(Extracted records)
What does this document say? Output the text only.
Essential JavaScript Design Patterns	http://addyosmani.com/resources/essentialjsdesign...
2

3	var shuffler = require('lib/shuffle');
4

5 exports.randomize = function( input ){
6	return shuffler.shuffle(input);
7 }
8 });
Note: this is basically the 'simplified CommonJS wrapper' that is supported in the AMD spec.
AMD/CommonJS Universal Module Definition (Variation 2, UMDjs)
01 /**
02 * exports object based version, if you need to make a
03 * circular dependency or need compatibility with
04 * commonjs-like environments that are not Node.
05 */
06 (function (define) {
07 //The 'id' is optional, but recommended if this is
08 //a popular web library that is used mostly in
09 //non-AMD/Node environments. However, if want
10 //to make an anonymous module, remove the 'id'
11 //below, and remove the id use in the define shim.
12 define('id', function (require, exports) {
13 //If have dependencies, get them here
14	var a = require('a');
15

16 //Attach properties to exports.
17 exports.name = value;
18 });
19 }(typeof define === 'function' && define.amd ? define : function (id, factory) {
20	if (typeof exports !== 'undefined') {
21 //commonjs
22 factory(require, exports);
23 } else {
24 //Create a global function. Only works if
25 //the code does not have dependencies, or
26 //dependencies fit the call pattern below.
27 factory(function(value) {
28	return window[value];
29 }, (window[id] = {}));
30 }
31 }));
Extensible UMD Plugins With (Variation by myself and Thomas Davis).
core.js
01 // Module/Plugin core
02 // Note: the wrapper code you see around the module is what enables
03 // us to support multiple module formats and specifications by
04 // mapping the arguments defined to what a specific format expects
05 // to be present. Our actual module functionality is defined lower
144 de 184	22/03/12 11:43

WRITTEN INSTRUCTION:
The answer must consist solely of the number of lines in the entries that contain the word "wrapper".

SOLUTION:
2